- [Work to be completed] Will you write out the data exactly, excluding every picture?

═══

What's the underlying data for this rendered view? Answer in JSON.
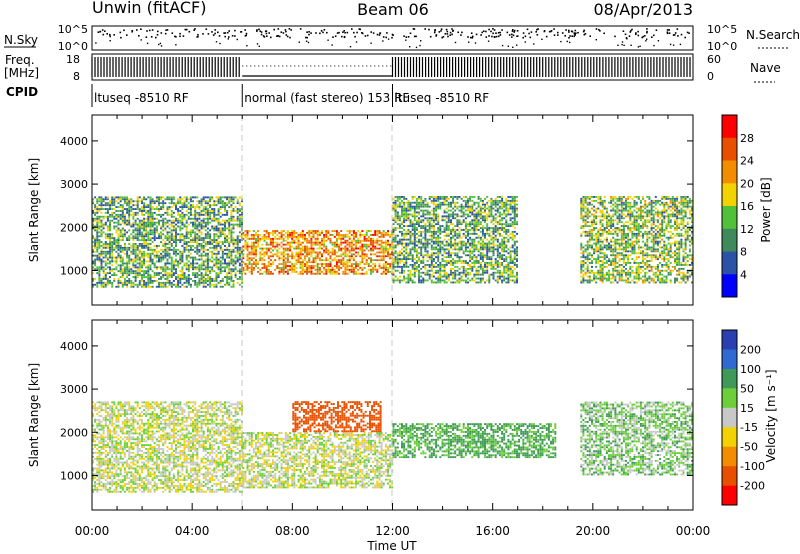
{
  "header": {
    "station": "Unwin (fitACF)",
    "beam": "Beam 06",
    "date": "08/Apr/2013"
  },
  "status_panels": {
    "nsky": {
      "label": "N.Sky",
      "ticks": [
        "10^5",
        "10^0"
      ]
    },
    "nsearch": {
      "label": "N.Search",
      "ticks": [
        "10^5",
        "10^0"
      ]
    },
    "freq": {
      "label_line1": "Freq.",
      "label_line2": "[MHz]",
      "ticks": [
        "18",
        "8"
      ]
    },
    "nave": {
      "label": "Nave",
      "ticks": [
        "60",
        "0"
      ]
    },
    "cpid": {
      "label": "CPID",
      "segments": [
        {
          "name": "ltuseq -8510 RF",
          "start_h": 0,
          "end_h": 6
        },
        {
          "name": "normal (fast stereo) 153 RF",
          "start_h": 6,
          "end_h": 12
        },
        {
          "name": "ltuseq -8510 RF",
          "start_h": 12,
          "end_h": 24
        }
      ]
    },
    "freq_mode": [
      {
        "start_h": 0,
        "end_h": 6,
        "level": "alternating"
      },
      {
        "start_h": 6,
        "end_h": 12,
        "level": "steady"
      },
      {
        "start_h": 12,
        "end_h": 24,
        "level": "alternating"
      }
    ]
  },
  "chart_data": [
    {
      "type": "heatmap",
      "name": "power-panel",
      "ylabel": "Slant Range [km]",
      "xlabel": "",
      "x_range_hours": [
        0,
        24
      ],
      "ylim": [
        200,
        4600
      ],
      "yticks": [
        "1000",
        "2000",
        "3000",
        "4000"
      ],
      "ytick_values": [
        1000,
        2000,
        3000,
        4000
      ],
      "colorbar": {
        "label": "Power [dB]",
        "ticks": [
          "4",
          "8",
          "12",
          "16",
          "20",
          "24",
          "28"
        ],
        "colors": [
          "#0000ff",
          "#2a52a6",
          "#3f8a5a",
          "#52c13a",
          "#f2d200",
          "#f28c00",
          "#e85000",
          "#ff0000"
        ]
      },
      "regions": [
        {
          "t0": 0,
          "t1": 6,
          "r0": 600,
          "r1": 2700,
          "value": 12
        },
        {
          "t0": 6,
          "t1": 12,
          "r0": 900,
          "r1": 1900,
          "value": 22
        },
        {
          "t0": 12,
          "t1": 17,
          "r0": 700,
          "r1": 2700,
          "value": 12
        },
        {
          "t0": 19.5,
          "t1": 24,
          "r0": 700,
          "r1": 2700,
          "value": 14
        }
      ]
    },
    {
      "type": "heatmap",
      "name": "velocity-panel",
      "ylabel": "Slant Range [km]",
      "xlabel": "Time UT",
      "x_range_hours": [
        0,
        24
      ],
      "ylim": [
        200,
        4600
      ],
      "yticks": [
        "1000",
        "2000",
        "3000",
        "4000"
      ],
      "ytick_values": [
        1000,
        2000,
        3000,
        4000
      ],
      "xticks": [
        "00:00",
        "04:00",
        "08:00",
        "12:00",
        "16:00",
        "20:00",
        "00:00"
      ],
      "xtick_values": [
        0,
        4,
        8,
        12,
        16,
        20,
        24
      ],
      "colorbar": {
        "label": "Velocity [m s⁻¹]",
        "ticks": [
          "200",
          "100",
          "50",
          "15",
          "-15",
          "-50",
          "-100",
          "-200"
        ],
        "colors": [
          "#2a3fb0",
          "#2f6ad0",
          "#3f9a5a",
          "#6ccf3a",
          "#c8c8c8",
          "#f2d200",
          "#f28c00",
          "#e85000",
          "#ff0000"
        ]
      },
      "regions": [
        {
          "t0": 0,
          "t1": 6,
          "r0": 600,
          "r1": 2700,
          "value": 0
        },
        {
          "t0": 6,
          "t1": 12,
          "r0": 700,
          "r1": 2000,
          "value": 0
        },
        {
          "t0": 8,
          "t1": 11.5,
          "r0": 2000,
          "r1": 2700,
          "value": -150
        },
        {
          "t0": 12,
          "t1": 18.5,
          "r0": 1400,
          "r1": 2200,
          "value": 60
        },
        {
          "t0": 19.5,
          "t1": 24,
          "r0": 1000,
          "r1": 2700,
          "value": 30
        }
      ]
    }
  ]
}
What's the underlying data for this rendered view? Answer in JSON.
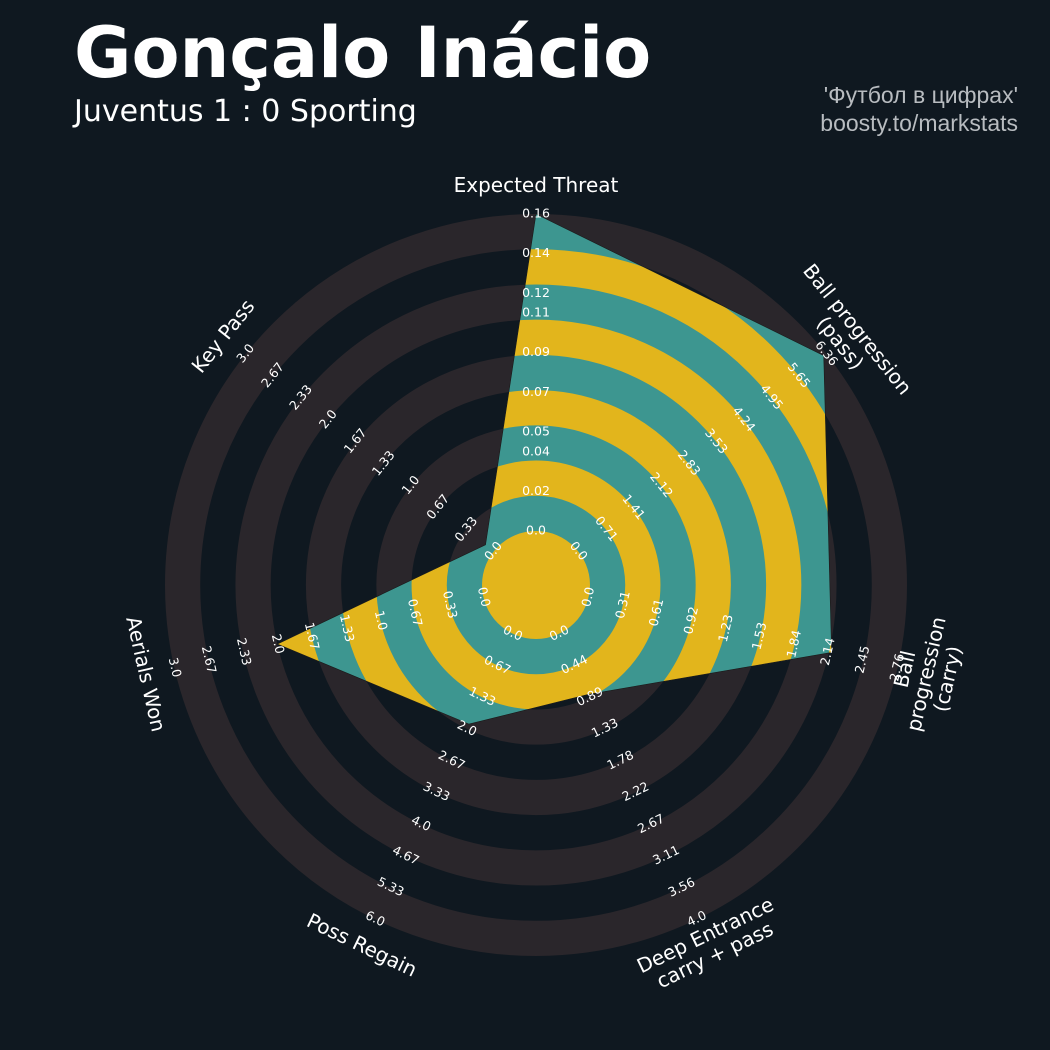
{
  "chart_data": {
    "type": "radar",
    "title": "Gonçalo Inácio",
    "subtitle": "Juventus 1 : 0 Sporting",
    "credits": [
      "'Футбол в цифрах'",
      "boosty.to/markstats"
    ],
    "categories": [
      "Expected Threat",
      "Ball progression (pass)",
      "Ball progression (carry)",
      "Deep Entrance\ncarry + pass",
      "Poss Regain",
      "Aerials Won",
      "Key Pass"
    ],
    "values": [
      0.16,
      6.3,
      2.17,
      0.85,
      1.9,
      2.0,
      0.1
    ],
    "ranges": [
      [
        0,
        0.16
      ],
      [
        0,
        6.36
      ],
      [
        0,
        2.76
      ],
      [
        0,
        4.0
      ],
      [
        0,
        6.0
      ],
      [
        0,
        3.0
      ],
      [
        0,
        3.0
      ]
    ],
    "ticks": [
      [
        {
          "value": 0,
          "label": "0.0"
        },
        0.02,
        0.04,
        0.05,
        0.07,
        0.09,
        0.11,
        0.12,
        0.14,
        0.16
      ],
      [
        {
          "value": 0,
          "label": "0.0"
        },
        0.71,
        1.41,
        2.12,
        2.83,
        3.53,
        4.24,
        4.95,
        5.65,
        6.36
      ],
      [
        {
          "value": 0,
          "label": "0.0"
        },
        0.31,
        0.61,
        0.92,
        1.23,
        1.53,
        1.84,
        2.14,
        2.45,
        2.76
      ],
      [
        {
          "value": 0,
          "label": "0.0"
        },
        0.44,
        0.89,
        1.33,
        1.78,
        2.22,
        2.67,
        3.11,
        3.56,
        {
          "value": 4,
          "label": "4.0"
        }
      ],
      [
        {
          "value": 0,
          "label": "0.0"
        },
        0.67,
        1.33,
        {
          "value": 2,
          "label": "2.0"
        },
        2.67,
        3.33,
        {
          "value": 4,
          "label": "4.0"
        },
        4.67,
        5.33,
        {
          "value": 6,
          "label": "6.0"
        }
      ],
      [
        {
          "value": 0,
          "label": "0.0"
        },
        0.33,
        0.67,
        {
          "value": 1,
          "label": "1.0"
        },
        1.33,
        1.67,
        {
          "value": 2,
          "label": "2.0"
        },
        2.33,
        2.67,
        {
          "value": 3,
          "label": "3.0"
        }
      ],
      [
        {
          "value": 0,
          "label": "0.0"
        },
        0.33,
        0.67,
        {
          "value": 1,
          "label": "1.0"
        },
        1.33,
        1.67,
        {
          "value": 2,
          "label": "2.0"
        },
        2.33,
        2.67,
        {
          "value": 3,
          "label": "3.0"
        }
      ]
    ],
    "colors": {
      "background": "#0f1820",
      "rings": "#2a262b",
      "fill": "#3d9690",
      "fill_alt": "#e2b51c"
    }
  }
}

═══

- [Final result]
What's the underlying data for this rendered view? Answer in JSON.
{
  "header": {
    "station": "Unwin (fitACF)",
    "beam": "Beam 06",
    "date": "08/Apr/2013"
  },
  "status_panels": {
    "nsky": {
      "label": "N.Sky",
      "ticks": [
        "10^5",
        "10^0"
      ]
    },
    "nsearch": {
      "label": "N.Search",
      "ticks": [
        "10^5",
        "10^0"
      ]
    },
    "freq": {
      "label_line1": "Freq.",
      "label_line2": "[MHz]",
      "ticks": [
        "18",
        "8"
      ]
    },
    "nave": {
      "label": "Nave",
      "ticks": [
        "60",
        "0"
      ]
    },
    "cpid": {
      "label": "CPID",
      "segments": [
        {
          "name": "ltuseq -8510 RF",
          "start_h": 0,
          "end_h": 6
        },
        {
          "name": "normal (fast stereo) 153 RF",
          "start_h": 6,
          "end_h": 12
        },
        {
          "name": "ltuseq -8510 RF",
          "start_h": 12,
          "end_h": 24
        }
      ]
    },
    "freq_mode": [
      {
        "start_h": 0,
        "end_h": 6,
        "level": "alternating"
      },
      {
        "start_h": 6,
        "end_h": 12,
        "level": "steady"
      },
      {
        "start_h": 12,
        "end_h": 24,
        "level": "alternating"
      }
    ]
  },
  "chart_data": [
    {
      "type": "heatmap",
      "name": "power-panel",
      "ylabel": "Slant Range [km]",
      "xlabel": "",
      "x_range_hours": [
        0,
        24
      ],
      "ylim": [
        200,
        4600
      ],
      "yticks": [
        "1000",
        "2000",
        "3000",
        "4000"
      ],
      "ytick_values": [
        1000,
        2000,
        3000,
        4000
      ],
      "colorbar": {
        "label": "Power [dB]",
        "ticks": [
          "4",
          "8",
          "12",
          "16",
          "20",
          "24",
          "28"
        ],
        "colors": [
          "#0000ff",
          "#2a52a6",
          "#3f8a5a",
          "#52c13a",
          "#f2d200",
          "#f28c00",
          "#e85000",
          "#ff0000"
        ]
      },
      "regions": [
        {
          "t0": 0,
          "t1": 6,
          "r0": 600,
          "r1": 2700,
          "value": 12
        },
        {
          "t0": 6,
          "t1": 12,
          "r0": 900,
          "r1": 1900,
          "value": 22
        },
        {
          "t0": 12,
          "t1": 17,
          "r0": 700,
          "r1": 2700,
          "value": 12
        },
        {
          "t0": 19.5,
          "t1": 24,
          "r0": 700,
          "r1": 2700,
          "value": 14
        }
      ]
    },
    {
      "type": "heatmap",
      "name": "velocity-panel",
      "ylabel": "Slant Range [km]",
      "xlabel": "Time UT",
      "x_range_hours": [
        0,
        24
      ],
      "ylim": [
        200,
        4600
      ],
      "yticks": [
        "1000",
        "2000",
        "3000",
        "4000"
      ],
      "ytick_values": [
        1000,
        2000,
        3000,
        4000
      ],
      "xticks": [
        "00:00",
        "04:00",
        "08:00",
        "12:00",
        "16:00",
        "20:00",
        "00:00"
      ],
      "xtick_values": [
        0,
        4,
        8,
        12,
        16,
        20,
        24
      ],
      "colorbar": {
        "label": "Velocity [m s⁻¹]",
        "ticks": [
          "200",
          "100",
          "50",
          "15",
          "-15",
          "-50",
          "-100",
          "-200"
        ],
        "colors": [
          "#2a3fb0",
          "#2f6ad0",
          "#3f9a5a",
          "#6ccf3a",
          "#c8c8c8",
          "#f2d200",
          "#f28c00",
          "#e85000",
          "#ff0000"
        ]
      },
      "regions": [
        {
          "t0": 0,
          "t1": 6,
          "r0": 600,
          "r1": 2700,
          "value": 0
        },
        {
          "t0": 6,
          "t1": 12,
          "r0": 700,
          "r1": 2000,
          "value": 0
        },
        {
          "t0": 8,
          "t1": 11.5,
          "r0": 2000,
          "r1": 2700,
          "value": -150
        },
        {
          "t0": 12,
          "t1": 18.5,
          "r0": 1400,
          "r1": 2200,
          "value": 60
        },
        {
          "t0": 19.5,
          "t1": 24,
          "r0": 1000,
          "r1": 2700,
          "value": 30
        }
      ]
    }
  ]
}
What's the underlying data for this rendered view? Answer in JSON.
{
  "chart_data": {
    "type": "radar",
    "title": "Gonçalo Inácio",
    "subtitle": "Juventus 1 : 0 Sporting",
    "credits": [
      "'Футбол в цифрах'",
      "boosty.to/markstats"
    ],
    "categories": [
      "Expected Threat",
      "Ball progression (pass)",
      "Ball progression (carry)",
      "Deep Entrance\ncarry + pass",
      "Poss Regain",
      "Aerials Won",
      "Key Pass"
    ],
    "values": [
      0.16,
      6.3,
      2.17,
      0.85,
      1.9,
      2.0,
      0.1
    ],
    "ranges": [
      [
        0,
        0.16
      ],
      [
        0,
        6.36
      ],
      [
        0,
        2.76
      ],
      [
        0,
        4.0
      ],
      [
        0,
        6.0
      ],
      [
        0,
        3.0
      ],
      [
        0,
        3.0
      ]
    ],
    "ticks": [
      [
        {
          "value": 0,
          "label": "0.0"
        },
        0.02,
        0.04,
        0.05,
        0.07,
        0.09,
        0.11,
        0.12,
        0.14,
        0.16
      ],
      [
        {
          "value": 0,
          "label": "0.0"
        },
        0.71,
        1.41,
        2.12,
        2.83,
        3.53,
        4.24,
        4.95,
        5.65,
        6.36
      ],
      [
        {
          "value": 0,
          "label": "0.0"
        },
        0.31,
        0.61,
        0.92,
        1.23,
        1.53,
        1.84,
        2.14,
        2.45,
        2.76
      ],
      [
        {
          "value": 0,
          "label": "0.0"
        },
        0.44,
        0.89,
        1.33,
        1.78,
        2.22,
        2.67,
        3.11,
        3.56,
        {
          "value": 4,
          "label": "4.0"
        }
      ],
      [
        {
          "value": 0,
          "label": "0.0"
        },
        0.67,
        1.33,
        {
          "value": 2,
          "label": "2.0"
        },
        2.67,
        3.33,
        {
          "value": 4,
          "label": "4.0"
        },
        4.67,
        5.33,
        {
          "value": 6,
          "label": "6.0"
        }
      ],
      [
        {
          "value": 0,
          "label": "0.0"
        },
        0.33,
        0.67,
        {
          "value": 1,
          "label": "1.0"
        },
        1.33,
        1.67,
        {
          "value": 2,
          "label": "2.0"
        },
        2.33,
        2.67,
        {
          "value": 3,
          "label": "3.0"
        }
      ],
      [
        {
          "value": 0,
          "label": "0.0"
        },
        0.33,
        0.67,
        {
          "value": 1,
          "label": "1.0"
        },
        1.33,
        1.67,
        {
          "value": 2,
          "label": "2.0"
        },
        2.33,
        2.67,
        {
          "value": 3,
          "label": "3.0"
        }
      ]
    ],
    "colors": {
      "background": "#0f1820",
      "rings": "#2a262b",
      "fill": "#3d9690",
      "fill_alt": "#e2b51c"
    }
  }
}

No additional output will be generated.